_Given exercise:_
Collect all the lines that mention the word "ГЛАВА".

(Collected data entries)
------------------------------
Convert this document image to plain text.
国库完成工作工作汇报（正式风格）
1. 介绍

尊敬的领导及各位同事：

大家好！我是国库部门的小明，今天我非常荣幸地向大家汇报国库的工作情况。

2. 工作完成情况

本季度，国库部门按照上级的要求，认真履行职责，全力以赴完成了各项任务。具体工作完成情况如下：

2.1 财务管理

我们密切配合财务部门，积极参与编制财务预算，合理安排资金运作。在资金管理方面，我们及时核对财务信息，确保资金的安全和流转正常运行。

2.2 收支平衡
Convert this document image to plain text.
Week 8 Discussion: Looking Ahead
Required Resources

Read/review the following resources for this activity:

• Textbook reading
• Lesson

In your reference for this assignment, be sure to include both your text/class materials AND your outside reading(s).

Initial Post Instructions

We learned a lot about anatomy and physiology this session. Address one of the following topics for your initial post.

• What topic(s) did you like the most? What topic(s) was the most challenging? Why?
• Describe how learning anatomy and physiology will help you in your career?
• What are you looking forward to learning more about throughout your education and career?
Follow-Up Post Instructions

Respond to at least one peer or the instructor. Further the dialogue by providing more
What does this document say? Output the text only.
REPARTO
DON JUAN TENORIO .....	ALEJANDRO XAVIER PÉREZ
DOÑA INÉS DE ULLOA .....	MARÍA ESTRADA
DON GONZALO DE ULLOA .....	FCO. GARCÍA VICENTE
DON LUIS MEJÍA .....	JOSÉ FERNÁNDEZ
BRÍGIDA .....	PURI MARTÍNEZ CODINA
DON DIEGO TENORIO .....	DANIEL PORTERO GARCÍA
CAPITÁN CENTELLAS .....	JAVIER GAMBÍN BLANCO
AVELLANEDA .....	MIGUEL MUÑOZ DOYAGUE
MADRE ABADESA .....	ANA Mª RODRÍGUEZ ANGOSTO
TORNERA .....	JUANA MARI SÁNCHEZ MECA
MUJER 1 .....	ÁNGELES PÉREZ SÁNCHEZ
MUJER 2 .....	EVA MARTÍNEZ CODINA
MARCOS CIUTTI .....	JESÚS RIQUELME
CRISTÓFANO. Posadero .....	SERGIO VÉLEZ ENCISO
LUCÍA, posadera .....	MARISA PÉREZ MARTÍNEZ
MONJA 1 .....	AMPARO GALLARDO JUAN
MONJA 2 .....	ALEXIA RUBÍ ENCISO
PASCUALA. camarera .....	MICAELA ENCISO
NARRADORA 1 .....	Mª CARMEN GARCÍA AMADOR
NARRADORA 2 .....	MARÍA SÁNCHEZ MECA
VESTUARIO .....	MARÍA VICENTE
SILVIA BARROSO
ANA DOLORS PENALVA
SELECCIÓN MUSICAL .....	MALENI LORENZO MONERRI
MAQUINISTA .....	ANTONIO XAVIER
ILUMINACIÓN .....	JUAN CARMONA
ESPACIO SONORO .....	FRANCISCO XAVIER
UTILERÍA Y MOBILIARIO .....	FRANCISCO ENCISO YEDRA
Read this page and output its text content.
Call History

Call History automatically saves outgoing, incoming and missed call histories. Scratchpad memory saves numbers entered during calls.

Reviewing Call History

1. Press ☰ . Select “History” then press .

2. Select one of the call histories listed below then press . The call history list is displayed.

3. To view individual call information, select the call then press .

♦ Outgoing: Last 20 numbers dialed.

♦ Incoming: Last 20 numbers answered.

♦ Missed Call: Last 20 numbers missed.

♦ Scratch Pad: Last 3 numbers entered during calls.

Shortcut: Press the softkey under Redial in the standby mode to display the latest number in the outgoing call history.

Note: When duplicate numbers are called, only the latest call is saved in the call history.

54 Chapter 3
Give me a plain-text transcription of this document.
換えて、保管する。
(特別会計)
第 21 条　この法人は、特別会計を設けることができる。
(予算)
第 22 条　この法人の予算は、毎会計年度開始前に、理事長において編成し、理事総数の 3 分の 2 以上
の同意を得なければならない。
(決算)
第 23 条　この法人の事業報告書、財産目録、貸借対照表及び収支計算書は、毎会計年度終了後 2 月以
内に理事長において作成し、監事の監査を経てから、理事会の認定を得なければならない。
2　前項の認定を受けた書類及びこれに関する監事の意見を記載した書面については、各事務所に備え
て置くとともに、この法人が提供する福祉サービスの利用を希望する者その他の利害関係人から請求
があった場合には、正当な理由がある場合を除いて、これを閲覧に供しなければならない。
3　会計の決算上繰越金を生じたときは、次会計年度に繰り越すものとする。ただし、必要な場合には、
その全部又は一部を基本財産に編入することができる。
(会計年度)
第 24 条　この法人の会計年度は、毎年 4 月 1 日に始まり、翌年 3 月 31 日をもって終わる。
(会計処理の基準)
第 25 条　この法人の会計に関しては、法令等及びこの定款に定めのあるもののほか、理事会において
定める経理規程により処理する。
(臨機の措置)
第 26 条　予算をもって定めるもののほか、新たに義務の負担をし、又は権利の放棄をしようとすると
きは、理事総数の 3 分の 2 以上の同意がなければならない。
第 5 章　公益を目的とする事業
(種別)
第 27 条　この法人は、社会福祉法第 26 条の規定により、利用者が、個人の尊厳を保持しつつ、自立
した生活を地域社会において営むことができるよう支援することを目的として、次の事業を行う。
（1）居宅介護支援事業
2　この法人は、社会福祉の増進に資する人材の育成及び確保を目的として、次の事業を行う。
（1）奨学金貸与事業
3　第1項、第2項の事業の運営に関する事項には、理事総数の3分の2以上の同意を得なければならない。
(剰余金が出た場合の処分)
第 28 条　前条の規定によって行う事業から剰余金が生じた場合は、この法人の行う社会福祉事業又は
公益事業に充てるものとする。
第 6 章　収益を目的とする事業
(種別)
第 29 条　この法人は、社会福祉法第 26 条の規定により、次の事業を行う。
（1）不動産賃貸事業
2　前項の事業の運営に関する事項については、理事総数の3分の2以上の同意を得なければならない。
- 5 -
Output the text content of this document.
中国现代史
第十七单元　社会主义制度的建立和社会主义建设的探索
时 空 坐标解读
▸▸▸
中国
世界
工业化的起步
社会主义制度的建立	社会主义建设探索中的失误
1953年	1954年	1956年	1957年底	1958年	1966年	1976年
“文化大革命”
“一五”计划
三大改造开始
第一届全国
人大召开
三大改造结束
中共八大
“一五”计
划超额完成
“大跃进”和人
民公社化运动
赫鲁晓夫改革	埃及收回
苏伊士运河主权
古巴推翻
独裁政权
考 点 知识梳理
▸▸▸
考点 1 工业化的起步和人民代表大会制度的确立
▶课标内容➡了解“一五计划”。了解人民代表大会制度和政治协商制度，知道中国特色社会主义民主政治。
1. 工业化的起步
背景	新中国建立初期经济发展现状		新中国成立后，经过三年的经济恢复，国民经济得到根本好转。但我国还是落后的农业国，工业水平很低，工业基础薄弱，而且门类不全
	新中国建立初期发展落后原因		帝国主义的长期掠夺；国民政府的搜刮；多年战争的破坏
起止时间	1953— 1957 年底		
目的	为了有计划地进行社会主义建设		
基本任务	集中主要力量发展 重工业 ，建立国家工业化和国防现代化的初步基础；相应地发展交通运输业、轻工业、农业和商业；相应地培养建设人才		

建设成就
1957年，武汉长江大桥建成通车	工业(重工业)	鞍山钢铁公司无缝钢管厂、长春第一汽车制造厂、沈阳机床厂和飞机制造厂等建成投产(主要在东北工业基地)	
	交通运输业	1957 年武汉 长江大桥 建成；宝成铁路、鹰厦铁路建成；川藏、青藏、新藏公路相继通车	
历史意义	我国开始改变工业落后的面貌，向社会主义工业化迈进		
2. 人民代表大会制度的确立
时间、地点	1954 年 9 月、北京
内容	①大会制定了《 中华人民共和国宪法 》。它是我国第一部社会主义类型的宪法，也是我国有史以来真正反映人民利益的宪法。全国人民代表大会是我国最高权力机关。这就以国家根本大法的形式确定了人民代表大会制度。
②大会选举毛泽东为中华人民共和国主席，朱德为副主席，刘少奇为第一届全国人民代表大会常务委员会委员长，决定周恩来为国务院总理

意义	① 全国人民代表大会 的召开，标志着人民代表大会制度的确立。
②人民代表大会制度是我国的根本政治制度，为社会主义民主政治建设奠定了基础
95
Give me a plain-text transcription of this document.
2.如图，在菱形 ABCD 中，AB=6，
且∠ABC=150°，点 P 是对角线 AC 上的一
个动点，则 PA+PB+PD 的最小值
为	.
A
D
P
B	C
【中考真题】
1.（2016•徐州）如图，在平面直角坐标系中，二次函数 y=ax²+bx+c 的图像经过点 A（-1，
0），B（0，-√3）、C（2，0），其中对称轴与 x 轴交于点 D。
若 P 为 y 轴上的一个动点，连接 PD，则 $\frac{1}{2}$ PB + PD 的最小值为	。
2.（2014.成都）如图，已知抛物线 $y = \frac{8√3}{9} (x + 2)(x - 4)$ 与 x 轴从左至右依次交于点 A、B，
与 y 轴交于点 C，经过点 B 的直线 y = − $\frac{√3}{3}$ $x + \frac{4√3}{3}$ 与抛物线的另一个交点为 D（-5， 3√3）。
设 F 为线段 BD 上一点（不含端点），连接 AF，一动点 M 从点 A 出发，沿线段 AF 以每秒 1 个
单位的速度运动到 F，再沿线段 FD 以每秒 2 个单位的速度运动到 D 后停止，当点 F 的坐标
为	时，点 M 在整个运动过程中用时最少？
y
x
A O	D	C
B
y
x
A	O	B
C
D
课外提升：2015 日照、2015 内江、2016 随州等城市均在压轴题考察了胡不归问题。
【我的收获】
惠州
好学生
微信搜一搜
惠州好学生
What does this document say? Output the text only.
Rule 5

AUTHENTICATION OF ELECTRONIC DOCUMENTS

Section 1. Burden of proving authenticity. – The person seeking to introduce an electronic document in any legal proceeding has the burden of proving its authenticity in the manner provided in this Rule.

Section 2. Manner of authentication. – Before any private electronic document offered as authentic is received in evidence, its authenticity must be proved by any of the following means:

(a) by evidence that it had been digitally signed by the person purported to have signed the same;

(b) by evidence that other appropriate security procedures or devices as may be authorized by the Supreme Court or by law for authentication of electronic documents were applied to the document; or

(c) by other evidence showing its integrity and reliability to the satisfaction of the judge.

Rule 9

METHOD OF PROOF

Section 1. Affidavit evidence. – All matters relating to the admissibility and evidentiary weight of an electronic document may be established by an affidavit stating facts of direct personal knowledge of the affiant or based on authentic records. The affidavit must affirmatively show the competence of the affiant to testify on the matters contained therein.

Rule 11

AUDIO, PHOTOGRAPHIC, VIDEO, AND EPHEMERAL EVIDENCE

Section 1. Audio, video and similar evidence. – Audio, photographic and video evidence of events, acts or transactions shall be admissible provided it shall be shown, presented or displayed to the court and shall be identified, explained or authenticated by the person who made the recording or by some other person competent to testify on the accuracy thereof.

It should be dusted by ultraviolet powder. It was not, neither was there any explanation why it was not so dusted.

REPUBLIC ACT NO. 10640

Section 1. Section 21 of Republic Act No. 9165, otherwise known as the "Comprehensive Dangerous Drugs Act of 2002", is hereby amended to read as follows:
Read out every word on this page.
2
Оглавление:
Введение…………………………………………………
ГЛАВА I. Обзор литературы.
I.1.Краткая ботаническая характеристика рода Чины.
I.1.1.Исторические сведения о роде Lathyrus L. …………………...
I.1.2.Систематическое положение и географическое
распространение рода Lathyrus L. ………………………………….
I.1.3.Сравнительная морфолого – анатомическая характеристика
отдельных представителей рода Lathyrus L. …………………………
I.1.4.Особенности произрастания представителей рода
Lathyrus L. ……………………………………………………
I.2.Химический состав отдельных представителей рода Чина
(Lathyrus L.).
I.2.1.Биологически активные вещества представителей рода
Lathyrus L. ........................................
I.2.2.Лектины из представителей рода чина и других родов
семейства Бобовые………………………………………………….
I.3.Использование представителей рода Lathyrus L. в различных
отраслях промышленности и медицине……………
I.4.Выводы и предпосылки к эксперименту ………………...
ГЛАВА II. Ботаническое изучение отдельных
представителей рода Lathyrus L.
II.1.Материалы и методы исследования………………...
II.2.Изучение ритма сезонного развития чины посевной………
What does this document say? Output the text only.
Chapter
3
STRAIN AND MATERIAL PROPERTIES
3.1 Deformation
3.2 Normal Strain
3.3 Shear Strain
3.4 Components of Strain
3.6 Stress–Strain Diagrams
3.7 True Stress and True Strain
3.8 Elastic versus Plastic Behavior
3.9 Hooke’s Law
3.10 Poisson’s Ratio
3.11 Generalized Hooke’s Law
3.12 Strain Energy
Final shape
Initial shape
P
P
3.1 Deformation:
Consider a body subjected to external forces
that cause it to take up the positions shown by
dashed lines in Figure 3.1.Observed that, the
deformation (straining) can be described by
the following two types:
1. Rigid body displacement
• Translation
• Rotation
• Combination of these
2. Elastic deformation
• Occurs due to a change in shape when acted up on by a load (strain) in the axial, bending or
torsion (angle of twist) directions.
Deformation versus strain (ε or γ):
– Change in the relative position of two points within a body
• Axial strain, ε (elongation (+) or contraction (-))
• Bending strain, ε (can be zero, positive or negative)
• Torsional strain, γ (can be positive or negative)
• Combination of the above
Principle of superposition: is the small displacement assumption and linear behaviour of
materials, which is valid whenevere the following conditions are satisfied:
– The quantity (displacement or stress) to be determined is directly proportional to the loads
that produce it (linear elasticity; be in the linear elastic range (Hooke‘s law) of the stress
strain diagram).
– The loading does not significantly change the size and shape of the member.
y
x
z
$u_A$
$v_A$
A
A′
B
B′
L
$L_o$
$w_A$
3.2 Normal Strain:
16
------------------------------
_Solution for this task:_
ГЛАВА I. Обзор литературы.
ГЛАВА II. Ботаническое изучение отдельных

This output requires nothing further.